DATA EXCERPTS:

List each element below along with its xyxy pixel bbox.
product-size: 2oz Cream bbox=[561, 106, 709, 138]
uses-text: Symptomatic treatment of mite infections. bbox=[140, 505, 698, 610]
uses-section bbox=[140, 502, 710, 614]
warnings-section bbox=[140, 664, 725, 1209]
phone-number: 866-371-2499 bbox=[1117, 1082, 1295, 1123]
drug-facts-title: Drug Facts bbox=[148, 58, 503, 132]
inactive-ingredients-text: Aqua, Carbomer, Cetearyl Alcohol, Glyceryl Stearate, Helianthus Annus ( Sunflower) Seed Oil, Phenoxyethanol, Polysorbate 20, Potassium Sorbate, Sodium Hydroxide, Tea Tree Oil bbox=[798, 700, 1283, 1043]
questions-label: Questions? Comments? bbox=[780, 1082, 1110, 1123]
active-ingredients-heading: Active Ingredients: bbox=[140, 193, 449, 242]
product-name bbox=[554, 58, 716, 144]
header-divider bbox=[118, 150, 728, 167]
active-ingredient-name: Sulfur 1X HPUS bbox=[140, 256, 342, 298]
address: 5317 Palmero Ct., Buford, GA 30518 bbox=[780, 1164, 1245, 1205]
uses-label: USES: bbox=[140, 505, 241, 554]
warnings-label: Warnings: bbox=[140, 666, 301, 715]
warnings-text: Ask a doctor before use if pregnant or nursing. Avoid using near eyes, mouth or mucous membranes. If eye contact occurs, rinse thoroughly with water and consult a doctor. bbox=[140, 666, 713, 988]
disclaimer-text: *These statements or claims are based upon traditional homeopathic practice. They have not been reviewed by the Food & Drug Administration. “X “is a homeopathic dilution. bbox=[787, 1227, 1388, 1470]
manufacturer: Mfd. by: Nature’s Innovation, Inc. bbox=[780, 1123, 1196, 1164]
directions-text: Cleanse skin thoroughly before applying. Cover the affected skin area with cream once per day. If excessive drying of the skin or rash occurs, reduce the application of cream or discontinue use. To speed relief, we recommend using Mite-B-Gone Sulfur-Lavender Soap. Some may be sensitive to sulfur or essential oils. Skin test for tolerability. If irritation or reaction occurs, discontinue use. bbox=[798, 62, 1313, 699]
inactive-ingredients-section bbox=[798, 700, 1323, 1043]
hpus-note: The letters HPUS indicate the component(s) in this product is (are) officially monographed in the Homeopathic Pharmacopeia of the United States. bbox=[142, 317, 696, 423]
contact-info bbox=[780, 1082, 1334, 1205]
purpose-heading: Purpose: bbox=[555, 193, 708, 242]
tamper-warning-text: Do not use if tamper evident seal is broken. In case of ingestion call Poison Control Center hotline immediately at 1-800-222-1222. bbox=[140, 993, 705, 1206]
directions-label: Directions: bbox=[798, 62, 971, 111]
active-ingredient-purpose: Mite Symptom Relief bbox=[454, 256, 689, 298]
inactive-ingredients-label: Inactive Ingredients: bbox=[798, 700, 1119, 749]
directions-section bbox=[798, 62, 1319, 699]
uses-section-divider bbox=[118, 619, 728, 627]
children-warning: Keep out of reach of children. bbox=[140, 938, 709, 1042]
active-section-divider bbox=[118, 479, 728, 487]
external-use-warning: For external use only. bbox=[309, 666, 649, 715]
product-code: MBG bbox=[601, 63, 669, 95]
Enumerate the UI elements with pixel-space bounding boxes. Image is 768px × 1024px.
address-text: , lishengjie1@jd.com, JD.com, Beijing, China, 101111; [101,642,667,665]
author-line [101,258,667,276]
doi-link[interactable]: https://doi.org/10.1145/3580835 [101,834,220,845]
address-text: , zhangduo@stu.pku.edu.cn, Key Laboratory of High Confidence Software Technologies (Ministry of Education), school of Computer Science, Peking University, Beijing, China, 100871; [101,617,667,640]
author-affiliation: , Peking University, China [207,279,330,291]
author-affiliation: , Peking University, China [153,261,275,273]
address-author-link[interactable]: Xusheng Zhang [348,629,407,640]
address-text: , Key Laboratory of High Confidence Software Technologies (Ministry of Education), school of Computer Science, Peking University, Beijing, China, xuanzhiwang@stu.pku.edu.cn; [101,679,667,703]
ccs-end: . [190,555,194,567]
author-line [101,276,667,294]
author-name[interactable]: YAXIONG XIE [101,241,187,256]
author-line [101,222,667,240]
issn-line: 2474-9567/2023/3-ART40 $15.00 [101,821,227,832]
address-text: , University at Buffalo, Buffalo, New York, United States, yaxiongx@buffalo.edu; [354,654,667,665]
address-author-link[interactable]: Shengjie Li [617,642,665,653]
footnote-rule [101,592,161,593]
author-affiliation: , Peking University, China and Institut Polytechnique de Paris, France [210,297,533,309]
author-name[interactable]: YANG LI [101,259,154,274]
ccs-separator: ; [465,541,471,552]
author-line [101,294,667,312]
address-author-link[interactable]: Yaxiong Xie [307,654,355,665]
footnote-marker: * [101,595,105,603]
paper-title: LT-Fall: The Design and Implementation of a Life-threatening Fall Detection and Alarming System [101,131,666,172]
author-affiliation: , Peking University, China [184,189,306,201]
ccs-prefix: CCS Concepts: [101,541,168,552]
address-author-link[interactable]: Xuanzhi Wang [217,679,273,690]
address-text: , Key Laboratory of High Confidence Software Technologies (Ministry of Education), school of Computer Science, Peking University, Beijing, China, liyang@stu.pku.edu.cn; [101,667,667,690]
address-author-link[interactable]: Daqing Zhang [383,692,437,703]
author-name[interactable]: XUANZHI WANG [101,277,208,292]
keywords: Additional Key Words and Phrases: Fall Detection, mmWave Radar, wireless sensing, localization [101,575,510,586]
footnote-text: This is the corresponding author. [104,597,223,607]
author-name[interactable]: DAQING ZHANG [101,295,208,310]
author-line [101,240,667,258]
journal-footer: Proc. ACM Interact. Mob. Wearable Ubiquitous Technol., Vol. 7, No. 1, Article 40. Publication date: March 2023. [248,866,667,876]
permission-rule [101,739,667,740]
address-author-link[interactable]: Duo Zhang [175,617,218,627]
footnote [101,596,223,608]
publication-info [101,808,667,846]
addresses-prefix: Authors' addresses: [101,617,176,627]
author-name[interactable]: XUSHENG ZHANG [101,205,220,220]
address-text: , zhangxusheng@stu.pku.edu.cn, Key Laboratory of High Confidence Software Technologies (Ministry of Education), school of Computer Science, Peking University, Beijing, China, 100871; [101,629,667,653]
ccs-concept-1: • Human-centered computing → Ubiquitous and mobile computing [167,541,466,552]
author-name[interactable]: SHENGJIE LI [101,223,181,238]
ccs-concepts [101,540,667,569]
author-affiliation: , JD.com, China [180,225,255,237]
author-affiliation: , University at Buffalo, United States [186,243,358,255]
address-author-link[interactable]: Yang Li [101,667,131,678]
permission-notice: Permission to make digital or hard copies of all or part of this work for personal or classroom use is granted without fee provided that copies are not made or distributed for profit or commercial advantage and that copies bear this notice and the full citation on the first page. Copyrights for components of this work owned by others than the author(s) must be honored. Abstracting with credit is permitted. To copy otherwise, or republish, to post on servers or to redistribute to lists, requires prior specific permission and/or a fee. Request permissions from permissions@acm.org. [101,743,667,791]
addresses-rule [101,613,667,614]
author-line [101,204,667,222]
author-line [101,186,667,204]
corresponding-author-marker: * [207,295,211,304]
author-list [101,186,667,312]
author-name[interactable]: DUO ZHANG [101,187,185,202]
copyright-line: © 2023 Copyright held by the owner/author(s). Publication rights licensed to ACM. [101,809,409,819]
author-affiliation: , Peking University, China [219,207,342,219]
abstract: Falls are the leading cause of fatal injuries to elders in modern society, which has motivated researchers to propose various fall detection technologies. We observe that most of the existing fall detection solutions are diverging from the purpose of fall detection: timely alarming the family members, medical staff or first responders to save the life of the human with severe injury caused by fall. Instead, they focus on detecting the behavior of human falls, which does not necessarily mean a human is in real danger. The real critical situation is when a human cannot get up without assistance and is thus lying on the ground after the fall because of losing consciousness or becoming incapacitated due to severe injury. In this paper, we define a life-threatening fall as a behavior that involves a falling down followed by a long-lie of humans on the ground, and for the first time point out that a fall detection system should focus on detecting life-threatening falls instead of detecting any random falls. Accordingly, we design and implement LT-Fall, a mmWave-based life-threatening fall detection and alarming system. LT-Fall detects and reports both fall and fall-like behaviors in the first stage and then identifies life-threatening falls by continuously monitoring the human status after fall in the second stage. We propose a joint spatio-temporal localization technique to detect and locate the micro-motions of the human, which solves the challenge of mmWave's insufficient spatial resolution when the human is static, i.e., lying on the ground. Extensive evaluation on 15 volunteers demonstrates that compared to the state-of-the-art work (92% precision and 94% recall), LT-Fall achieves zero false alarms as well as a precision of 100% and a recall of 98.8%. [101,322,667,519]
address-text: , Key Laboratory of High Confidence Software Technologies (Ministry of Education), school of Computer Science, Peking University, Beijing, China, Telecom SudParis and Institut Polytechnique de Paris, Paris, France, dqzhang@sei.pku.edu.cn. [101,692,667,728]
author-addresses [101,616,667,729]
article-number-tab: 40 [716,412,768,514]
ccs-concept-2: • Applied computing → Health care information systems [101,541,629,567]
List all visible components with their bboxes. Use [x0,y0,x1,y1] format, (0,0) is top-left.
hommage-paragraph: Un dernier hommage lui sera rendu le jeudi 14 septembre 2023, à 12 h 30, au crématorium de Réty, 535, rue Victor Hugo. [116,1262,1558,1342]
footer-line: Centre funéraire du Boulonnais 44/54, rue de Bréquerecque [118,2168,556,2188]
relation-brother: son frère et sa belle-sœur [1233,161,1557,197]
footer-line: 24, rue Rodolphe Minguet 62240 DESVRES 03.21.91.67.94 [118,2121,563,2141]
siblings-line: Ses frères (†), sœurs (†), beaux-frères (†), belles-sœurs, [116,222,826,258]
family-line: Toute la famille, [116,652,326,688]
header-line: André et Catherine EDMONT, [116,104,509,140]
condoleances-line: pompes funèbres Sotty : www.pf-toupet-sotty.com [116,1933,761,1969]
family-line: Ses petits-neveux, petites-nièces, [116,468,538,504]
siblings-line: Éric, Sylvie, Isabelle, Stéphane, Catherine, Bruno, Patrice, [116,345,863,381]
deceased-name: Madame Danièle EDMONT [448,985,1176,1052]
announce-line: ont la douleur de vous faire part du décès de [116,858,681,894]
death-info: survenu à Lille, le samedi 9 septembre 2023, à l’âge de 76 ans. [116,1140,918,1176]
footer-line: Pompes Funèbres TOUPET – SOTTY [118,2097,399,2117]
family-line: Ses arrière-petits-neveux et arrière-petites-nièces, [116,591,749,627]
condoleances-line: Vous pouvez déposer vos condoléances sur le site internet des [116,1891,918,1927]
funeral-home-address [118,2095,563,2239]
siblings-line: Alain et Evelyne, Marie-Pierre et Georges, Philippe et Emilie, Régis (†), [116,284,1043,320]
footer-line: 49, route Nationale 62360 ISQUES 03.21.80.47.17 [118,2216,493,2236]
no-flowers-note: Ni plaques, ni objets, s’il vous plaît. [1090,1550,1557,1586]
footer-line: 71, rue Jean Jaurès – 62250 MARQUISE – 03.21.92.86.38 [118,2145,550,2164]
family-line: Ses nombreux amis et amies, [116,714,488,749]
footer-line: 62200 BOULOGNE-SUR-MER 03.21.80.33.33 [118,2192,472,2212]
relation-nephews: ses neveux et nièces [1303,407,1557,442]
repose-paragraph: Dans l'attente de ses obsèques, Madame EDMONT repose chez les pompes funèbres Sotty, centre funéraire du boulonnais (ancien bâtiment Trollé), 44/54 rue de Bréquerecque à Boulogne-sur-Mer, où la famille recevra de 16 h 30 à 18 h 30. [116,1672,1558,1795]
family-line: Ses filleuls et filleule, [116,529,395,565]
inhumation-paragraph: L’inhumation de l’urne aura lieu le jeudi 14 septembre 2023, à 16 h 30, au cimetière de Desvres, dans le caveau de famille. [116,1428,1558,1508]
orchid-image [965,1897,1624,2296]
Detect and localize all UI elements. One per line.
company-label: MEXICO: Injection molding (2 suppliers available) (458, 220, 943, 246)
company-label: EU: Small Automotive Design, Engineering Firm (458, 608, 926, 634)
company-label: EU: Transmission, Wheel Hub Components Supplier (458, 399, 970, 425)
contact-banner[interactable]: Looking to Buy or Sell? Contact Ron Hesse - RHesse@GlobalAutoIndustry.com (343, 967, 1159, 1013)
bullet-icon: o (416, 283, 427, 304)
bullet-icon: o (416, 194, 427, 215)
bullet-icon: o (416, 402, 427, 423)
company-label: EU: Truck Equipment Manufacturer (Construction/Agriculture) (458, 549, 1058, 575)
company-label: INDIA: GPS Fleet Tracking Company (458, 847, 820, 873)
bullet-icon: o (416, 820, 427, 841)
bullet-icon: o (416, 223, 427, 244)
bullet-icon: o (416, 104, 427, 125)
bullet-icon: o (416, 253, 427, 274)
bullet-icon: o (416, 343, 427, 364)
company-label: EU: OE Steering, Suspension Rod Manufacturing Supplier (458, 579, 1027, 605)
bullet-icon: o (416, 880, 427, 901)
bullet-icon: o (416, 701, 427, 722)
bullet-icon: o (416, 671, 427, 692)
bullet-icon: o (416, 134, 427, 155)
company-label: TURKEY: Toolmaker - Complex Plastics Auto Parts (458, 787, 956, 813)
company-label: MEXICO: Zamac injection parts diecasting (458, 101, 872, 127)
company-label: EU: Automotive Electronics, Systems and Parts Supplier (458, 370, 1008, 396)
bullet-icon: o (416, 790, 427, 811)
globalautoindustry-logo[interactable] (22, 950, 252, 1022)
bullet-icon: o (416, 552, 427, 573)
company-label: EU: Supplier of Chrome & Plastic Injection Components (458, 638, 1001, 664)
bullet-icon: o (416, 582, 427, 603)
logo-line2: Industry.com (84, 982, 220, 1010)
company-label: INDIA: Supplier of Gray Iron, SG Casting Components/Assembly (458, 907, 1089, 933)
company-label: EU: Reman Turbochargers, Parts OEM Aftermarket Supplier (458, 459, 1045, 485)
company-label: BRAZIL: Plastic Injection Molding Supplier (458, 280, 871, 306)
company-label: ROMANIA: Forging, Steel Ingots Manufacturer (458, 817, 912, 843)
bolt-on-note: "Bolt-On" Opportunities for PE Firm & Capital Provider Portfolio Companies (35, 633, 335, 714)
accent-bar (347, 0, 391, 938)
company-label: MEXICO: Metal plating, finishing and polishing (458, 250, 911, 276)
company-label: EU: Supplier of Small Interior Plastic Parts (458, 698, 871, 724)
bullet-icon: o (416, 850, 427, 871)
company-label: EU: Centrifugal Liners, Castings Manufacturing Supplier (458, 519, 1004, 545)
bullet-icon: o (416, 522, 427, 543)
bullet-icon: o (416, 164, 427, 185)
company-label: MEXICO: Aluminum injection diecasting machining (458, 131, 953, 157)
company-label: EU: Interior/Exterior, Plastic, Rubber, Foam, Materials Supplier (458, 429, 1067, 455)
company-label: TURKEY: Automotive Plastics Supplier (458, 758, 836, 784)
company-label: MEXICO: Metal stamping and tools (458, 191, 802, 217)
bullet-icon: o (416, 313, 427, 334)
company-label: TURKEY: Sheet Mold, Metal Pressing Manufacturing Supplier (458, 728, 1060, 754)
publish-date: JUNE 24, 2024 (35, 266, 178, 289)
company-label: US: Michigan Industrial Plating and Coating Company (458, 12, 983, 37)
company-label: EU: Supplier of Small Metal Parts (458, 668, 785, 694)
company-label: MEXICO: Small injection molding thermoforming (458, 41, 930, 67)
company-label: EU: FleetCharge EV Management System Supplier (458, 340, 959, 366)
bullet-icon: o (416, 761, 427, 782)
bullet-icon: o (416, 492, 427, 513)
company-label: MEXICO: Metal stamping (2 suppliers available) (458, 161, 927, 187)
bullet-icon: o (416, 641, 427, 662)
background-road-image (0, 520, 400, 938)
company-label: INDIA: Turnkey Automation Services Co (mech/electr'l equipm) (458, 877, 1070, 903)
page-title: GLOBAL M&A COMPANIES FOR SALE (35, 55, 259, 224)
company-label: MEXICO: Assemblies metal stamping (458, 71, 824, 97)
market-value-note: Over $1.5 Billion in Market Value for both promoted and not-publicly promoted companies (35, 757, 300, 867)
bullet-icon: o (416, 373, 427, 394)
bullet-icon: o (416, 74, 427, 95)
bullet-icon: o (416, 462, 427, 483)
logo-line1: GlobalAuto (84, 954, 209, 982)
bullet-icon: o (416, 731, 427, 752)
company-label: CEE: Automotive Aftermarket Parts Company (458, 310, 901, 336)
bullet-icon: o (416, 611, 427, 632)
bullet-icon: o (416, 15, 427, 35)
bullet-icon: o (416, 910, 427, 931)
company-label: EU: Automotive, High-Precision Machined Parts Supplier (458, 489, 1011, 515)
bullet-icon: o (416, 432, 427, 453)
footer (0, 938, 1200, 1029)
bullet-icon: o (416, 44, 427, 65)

EXERCISE OBJECTIVE: Copy, word for word, every line of the entries from the very first line through the line containing "warnings-text: Ask a", including both of those lines.

SOLUTION BELOW:
List each element below along with its xyxy pixel bbox.
product-size: 2oz Cream bbox=[561, 106, 709, 138]
uses-text: Symptomatic treatment of mite infections. bbox=[140, 505, 698, 610]
uses-section bbox=[140, 502, 710, 614]
warnings-section bbox=[140, 664, 725, 1209]
phone-number: 866-371-2499 bbox=[1117, 1082, 1295, 1123]
drug-facts-title: Drug Facts bbox=[148, 58, 503, 132]
inactive-ingredients-text: Aqua, Carbomer, Cetearyl Alcohol, Glyceryl Stearate, Helianthus Annus ( Sunflower) Seed Oil, Phenoxyethanol, Polysorbate 20, Potassium Sorbate, Sodium Hydroxide, Tea Tree Oil bbox=[798, 700, 1283, 1043]
questions-label: Questions? Comments? bbox=[780, 1082, 1110, 1123]
active-ingredients-heading: Active Ingredients: bbox=[140, 193, 449, 242]
product-name bbox=[554, 58, 716, 144]
header-divider bbox=[118, 150, 728, 167]
active-ingredient-name: Sulfur 1X HPUS bbox=[140, 256, 342, 298]
address: 5317 Palmero Ct., Buford, GA 30518 bbox=[780, 1164, 1245, 1205]
uses-label: USES: bbox=[140, 505, 241, 554]
warnings-label: Warnings: bbox=[140, 666, 301, 715]
warnings-text: Ask a doctor before use if pregnant or nursing. Avoid using near eyes, mouth or mucous membranes. If eye contact occurs, rinse thoroughly with water and consult a doctor. bbox=[140, 666, 713, 988]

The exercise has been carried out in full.